__Required work__: Report the count of lines that carry the string "bulb", and add nothing.

↓↓↓

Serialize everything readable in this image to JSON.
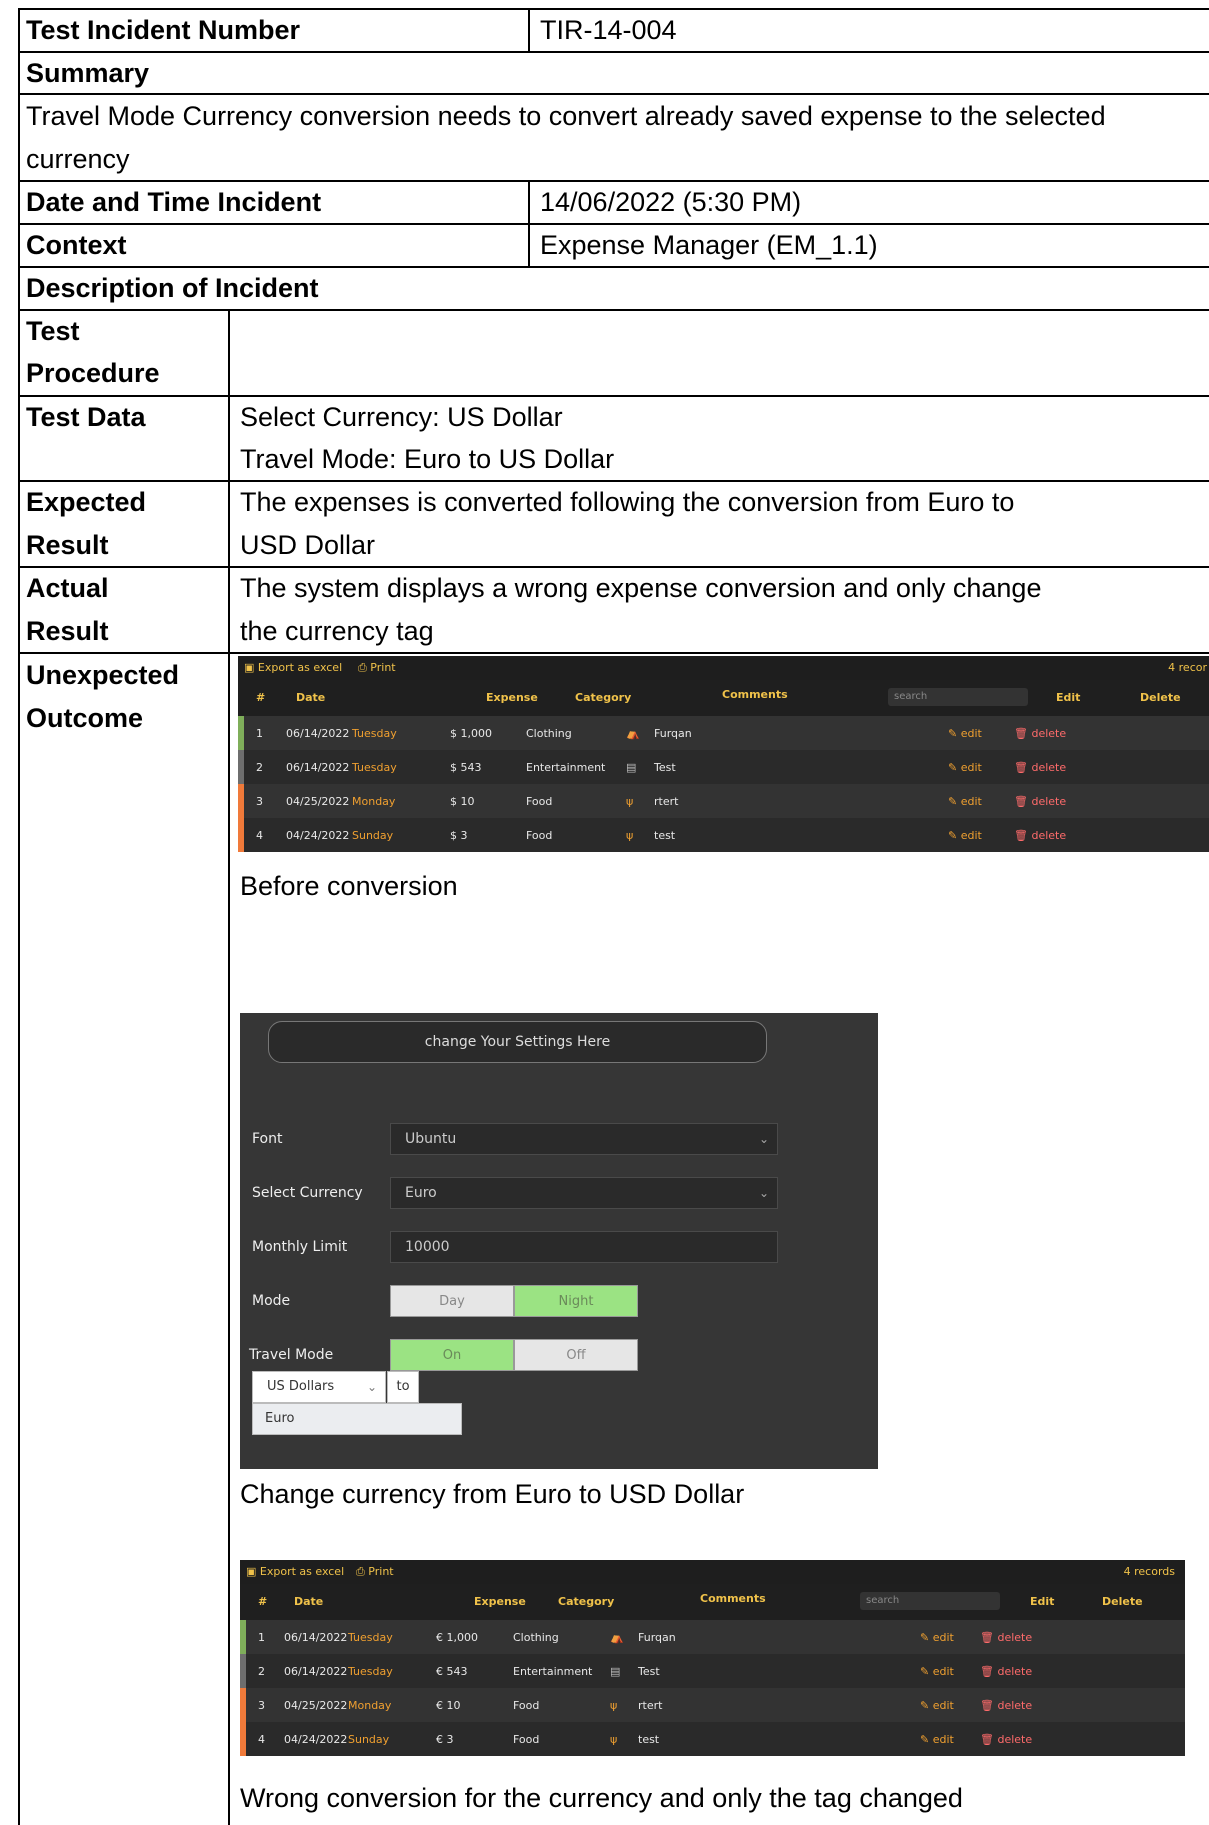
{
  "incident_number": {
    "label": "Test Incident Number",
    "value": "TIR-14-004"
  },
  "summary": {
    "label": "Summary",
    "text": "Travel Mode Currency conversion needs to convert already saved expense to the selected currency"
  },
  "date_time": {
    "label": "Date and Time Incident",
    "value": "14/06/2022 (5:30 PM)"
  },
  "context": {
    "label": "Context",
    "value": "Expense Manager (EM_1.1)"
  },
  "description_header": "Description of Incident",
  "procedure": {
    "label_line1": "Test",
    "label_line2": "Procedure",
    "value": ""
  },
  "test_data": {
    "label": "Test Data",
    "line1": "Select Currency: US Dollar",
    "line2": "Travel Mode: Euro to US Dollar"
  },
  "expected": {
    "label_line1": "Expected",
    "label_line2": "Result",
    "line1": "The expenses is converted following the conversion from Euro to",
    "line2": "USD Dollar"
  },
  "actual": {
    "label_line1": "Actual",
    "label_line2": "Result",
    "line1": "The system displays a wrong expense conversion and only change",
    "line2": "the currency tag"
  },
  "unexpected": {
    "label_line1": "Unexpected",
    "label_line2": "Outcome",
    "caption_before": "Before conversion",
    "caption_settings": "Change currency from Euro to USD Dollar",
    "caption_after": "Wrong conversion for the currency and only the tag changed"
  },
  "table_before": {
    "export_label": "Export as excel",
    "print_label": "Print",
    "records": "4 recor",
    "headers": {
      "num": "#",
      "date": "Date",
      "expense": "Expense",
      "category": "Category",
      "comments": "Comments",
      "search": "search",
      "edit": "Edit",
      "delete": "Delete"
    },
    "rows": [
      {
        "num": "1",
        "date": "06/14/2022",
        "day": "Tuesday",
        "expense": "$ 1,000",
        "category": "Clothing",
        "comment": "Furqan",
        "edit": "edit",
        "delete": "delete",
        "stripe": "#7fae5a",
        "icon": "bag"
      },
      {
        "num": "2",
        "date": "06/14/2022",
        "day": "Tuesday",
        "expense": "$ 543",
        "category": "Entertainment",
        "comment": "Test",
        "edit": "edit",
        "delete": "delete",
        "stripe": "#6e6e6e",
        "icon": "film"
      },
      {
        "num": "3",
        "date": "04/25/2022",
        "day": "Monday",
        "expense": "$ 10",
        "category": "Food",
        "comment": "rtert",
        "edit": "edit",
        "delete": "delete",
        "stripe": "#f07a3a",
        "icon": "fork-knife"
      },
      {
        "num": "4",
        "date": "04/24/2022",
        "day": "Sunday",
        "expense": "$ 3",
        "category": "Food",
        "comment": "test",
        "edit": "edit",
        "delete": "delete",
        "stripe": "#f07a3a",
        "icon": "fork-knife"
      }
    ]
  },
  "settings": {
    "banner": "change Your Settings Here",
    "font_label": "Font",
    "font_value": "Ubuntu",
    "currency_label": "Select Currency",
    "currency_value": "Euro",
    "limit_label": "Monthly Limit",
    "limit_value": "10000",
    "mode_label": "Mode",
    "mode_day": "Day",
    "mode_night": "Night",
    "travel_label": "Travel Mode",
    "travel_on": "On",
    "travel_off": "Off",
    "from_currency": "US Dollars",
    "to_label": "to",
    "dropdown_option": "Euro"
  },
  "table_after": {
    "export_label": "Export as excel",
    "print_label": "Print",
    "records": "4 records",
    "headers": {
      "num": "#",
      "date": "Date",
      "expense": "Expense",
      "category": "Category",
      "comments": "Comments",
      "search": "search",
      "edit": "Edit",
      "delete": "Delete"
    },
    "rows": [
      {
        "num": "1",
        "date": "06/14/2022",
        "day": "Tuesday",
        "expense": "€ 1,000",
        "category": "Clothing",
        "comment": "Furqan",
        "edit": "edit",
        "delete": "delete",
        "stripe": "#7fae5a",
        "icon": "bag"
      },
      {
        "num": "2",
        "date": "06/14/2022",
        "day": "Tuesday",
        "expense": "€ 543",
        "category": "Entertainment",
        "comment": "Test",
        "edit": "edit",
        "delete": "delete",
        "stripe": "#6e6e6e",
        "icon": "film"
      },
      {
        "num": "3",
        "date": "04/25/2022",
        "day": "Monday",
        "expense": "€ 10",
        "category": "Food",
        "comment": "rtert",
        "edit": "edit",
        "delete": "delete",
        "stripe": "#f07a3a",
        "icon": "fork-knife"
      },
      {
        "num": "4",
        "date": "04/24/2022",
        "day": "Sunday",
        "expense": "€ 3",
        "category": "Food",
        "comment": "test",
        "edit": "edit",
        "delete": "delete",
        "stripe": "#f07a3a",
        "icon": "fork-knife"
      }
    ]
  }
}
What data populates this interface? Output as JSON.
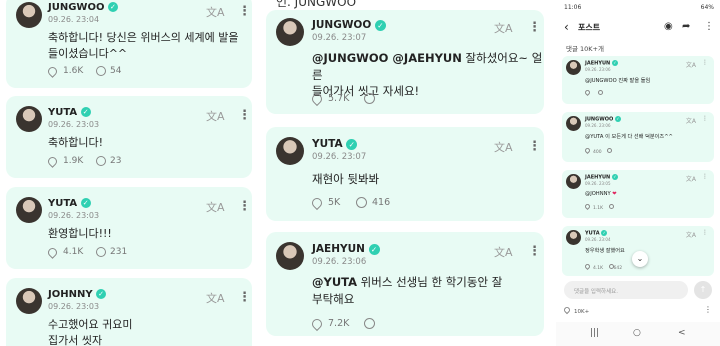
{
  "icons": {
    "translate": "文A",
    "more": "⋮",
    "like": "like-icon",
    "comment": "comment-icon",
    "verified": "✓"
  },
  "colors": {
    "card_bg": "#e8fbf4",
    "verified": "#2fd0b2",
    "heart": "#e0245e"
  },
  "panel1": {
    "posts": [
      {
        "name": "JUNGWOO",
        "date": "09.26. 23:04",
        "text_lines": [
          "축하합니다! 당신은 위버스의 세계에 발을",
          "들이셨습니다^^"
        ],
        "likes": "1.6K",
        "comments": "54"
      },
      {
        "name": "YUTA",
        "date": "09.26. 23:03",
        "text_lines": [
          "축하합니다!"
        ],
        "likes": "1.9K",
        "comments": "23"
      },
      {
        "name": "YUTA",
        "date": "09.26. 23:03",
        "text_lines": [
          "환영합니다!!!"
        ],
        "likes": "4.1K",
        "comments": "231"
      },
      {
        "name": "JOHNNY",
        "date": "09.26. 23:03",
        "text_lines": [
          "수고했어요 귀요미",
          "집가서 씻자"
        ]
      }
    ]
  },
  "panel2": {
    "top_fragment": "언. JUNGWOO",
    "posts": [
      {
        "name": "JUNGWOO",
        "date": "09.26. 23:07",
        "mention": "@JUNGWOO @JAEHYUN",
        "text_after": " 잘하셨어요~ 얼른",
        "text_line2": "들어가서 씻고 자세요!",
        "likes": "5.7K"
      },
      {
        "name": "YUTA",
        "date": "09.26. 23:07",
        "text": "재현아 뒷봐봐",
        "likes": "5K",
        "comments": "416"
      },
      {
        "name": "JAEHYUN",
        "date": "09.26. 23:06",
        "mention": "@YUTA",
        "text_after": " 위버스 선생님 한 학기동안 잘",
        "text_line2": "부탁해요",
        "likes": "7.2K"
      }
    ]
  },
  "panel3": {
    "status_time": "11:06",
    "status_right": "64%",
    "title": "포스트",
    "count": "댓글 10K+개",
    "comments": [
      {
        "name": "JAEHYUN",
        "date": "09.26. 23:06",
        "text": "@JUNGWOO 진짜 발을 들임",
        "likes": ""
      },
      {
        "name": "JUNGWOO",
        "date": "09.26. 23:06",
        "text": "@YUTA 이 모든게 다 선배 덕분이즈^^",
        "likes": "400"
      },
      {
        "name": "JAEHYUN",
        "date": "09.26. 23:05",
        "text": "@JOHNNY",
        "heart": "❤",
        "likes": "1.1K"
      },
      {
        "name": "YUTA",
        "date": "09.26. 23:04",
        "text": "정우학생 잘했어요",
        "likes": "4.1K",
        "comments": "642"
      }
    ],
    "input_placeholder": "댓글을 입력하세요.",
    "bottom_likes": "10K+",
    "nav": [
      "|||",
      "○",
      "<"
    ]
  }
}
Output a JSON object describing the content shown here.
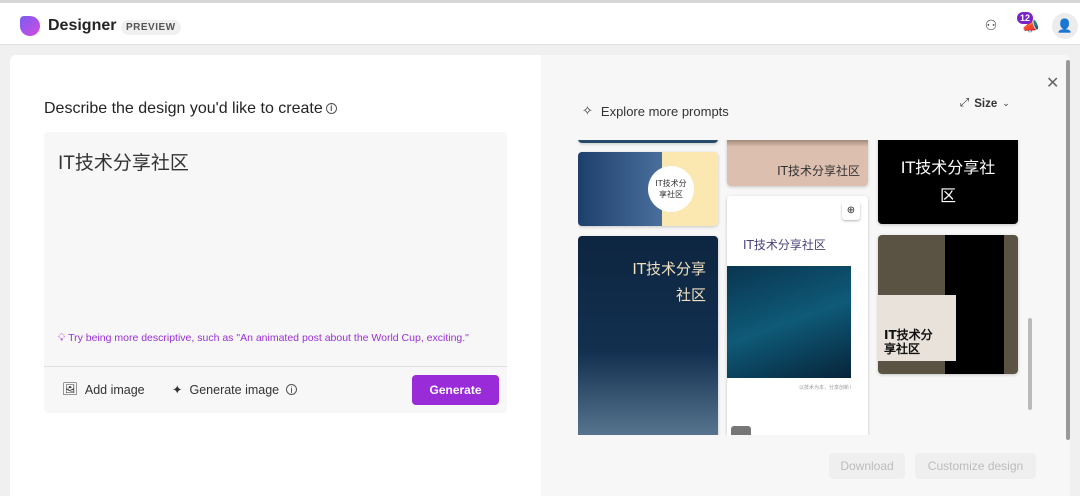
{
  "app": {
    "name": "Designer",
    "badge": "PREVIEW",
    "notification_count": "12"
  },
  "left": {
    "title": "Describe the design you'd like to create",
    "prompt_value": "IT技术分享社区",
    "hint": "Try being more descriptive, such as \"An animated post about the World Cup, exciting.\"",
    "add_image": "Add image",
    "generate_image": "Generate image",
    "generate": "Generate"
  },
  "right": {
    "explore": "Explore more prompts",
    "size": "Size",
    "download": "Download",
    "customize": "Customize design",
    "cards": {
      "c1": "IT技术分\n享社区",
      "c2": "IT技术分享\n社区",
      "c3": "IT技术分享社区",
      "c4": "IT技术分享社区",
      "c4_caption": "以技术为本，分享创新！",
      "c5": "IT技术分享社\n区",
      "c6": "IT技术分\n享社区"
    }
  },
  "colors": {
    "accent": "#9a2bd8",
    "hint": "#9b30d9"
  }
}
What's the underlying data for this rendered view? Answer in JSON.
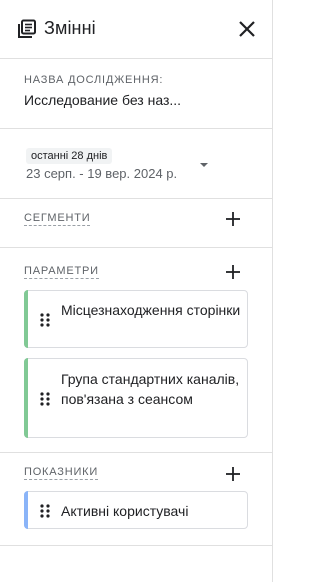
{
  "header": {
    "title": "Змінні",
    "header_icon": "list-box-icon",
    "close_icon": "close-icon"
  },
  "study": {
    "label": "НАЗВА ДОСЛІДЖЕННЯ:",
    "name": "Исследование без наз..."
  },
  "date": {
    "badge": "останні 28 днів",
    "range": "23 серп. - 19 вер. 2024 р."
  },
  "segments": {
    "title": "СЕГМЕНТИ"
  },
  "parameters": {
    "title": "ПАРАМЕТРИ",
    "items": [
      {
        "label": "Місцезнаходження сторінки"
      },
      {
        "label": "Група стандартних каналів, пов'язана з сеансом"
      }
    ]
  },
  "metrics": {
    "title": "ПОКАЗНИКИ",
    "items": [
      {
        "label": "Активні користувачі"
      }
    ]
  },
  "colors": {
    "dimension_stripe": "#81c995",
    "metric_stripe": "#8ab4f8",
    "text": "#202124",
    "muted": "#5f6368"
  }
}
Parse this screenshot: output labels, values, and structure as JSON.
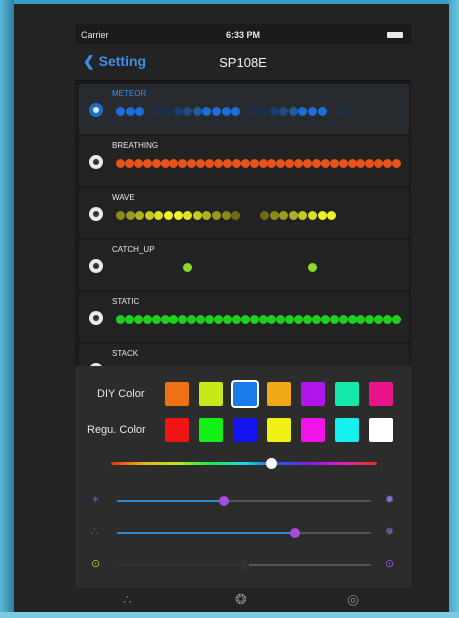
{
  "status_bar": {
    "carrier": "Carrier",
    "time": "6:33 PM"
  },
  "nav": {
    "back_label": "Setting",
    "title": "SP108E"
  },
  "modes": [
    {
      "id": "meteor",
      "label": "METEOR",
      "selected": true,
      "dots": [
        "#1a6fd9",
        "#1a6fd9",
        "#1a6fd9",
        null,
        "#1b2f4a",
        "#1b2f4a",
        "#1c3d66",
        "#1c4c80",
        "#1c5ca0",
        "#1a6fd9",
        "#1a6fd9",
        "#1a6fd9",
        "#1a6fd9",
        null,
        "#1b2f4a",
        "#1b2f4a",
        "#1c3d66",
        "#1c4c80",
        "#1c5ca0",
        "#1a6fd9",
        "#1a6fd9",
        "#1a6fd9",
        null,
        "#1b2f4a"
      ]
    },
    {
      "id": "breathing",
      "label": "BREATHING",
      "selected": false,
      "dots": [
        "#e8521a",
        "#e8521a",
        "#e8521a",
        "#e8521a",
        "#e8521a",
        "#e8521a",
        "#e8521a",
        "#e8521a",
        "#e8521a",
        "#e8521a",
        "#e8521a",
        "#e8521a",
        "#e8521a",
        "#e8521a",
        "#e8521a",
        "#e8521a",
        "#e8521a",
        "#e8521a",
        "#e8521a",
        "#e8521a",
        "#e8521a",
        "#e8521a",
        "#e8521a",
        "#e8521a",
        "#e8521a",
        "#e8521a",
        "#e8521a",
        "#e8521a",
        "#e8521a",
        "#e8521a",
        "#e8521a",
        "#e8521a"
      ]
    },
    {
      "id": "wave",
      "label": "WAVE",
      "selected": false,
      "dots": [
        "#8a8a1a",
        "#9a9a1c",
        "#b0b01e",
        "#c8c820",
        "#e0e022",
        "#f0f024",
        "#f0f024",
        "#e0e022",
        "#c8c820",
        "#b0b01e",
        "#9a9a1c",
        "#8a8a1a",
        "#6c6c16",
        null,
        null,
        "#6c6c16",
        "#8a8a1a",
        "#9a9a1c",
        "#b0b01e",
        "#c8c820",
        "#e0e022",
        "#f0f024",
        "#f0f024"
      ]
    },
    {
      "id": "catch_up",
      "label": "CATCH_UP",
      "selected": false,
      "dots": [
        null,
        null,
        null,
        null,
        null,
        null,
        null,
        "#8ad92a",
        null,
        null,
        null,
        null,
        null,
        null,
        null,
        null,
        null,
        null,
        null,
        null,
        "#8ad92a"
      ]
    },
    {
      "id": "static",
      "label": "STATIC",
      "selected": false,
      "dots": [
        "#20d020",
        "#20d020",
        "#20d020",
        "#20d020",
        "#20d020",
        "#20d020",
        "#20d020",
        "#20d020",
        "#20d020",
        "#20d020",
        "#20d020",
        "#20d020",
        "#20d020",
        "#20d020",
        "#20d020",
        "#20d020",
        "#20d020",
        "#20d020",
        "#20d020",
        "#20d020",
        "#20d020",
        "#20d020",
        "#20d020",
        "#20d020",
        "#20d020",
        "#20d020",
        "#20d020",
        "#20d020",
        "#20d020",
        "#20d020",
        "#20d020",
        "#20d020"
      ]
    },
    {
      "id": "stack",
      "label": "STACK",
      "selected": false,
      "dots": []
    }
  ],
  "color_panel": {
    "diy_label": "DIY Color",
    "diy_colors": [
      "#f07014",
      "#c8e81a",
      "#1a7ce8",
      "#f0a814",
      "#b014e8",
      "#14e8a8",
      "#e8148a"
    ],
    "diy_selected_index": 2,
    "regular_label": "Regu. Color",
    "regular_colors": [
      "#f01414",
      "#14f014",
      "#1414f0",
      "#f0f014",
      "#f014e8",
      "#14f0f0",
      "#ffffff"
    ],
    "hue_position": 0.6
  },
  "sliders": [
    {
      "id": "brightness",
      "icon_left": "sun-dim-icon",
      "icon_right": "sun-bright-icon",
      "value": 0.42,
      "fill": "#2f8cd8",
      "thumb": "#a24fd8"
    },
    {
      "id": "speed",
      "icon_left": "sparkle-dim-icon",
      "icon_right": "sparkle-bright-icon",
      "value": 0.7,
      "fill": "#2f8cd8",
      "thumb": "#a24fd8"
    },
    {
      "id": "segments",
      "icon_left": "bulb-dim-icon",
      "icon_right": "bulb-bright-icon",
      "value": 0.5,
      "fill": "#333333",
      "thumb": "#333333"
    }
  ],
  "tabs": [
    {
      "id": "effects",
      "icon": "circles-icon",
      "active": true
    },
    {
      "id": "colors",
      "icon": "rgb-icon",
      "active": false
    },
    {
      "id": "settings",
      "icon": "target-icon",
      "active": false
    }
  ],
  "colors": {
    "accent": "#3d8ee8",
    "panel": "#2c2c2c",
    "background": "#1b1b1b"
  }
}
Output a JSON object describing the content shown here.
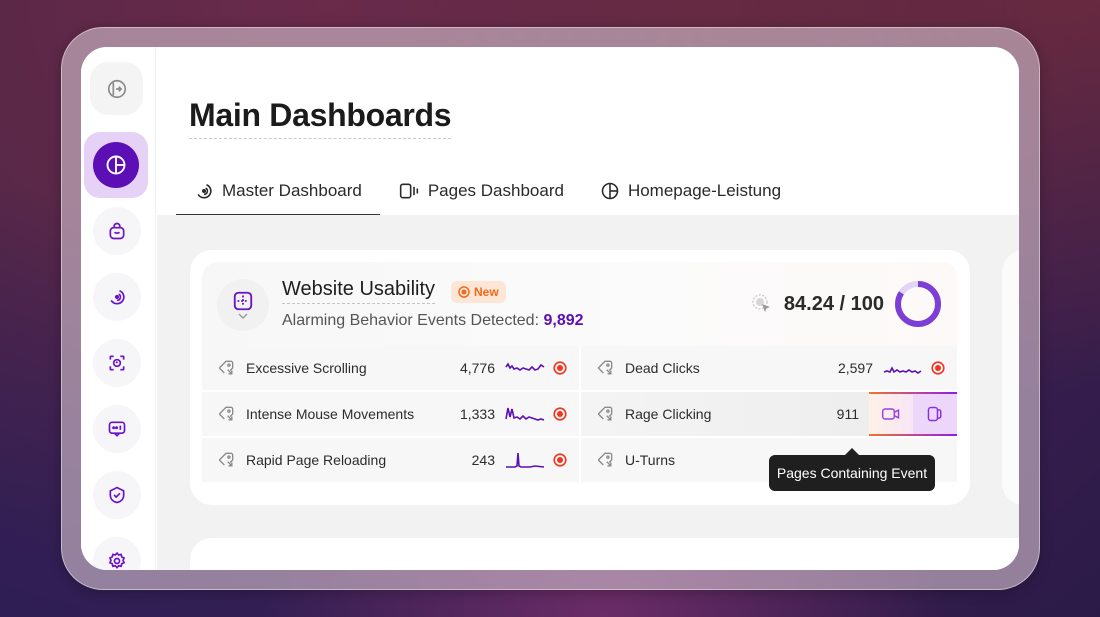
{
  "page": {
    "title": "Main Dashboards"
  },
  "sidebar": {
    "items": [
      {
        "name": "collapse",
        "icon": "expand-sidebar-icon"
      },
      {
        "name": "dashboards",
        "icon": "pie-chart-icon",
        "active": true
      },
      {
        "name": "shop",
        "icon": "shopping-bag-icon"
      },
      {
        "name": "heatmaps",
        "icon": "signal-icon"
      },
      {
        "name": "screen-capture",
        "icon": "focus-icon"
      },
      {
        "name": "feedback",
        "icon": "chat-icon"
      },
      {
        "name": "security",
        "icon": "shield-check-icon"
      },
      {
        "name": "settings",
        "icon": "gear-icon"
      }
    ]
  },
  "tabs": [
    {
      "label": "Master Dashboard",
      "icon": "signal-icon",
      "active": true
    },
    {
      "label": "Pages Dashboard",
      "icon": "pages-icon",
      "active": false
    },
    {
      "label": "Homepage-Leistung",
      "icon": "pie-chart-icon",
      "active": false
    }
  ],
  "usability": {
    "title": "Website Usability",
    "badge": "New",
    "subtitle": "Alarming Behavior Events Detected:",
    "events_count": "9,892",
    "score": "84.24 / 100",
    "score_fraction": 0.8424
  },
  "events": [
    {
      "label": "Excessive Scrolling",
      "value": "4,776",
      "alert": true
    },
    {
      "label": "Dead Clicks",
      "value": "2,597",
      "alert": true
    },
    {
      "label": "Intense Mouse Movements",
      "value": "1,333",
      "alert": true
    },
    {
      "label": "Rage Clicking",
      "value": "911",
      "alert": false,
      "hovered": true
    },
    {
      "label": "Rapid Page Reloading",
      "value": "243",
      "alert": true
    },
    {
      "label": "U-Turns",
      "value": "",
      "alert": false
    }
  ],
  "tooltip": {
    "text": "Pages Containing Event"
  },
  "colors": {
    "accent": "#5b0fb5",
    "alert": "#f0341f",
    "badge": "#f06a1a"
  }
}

↑↑↑

__Task solution__: 2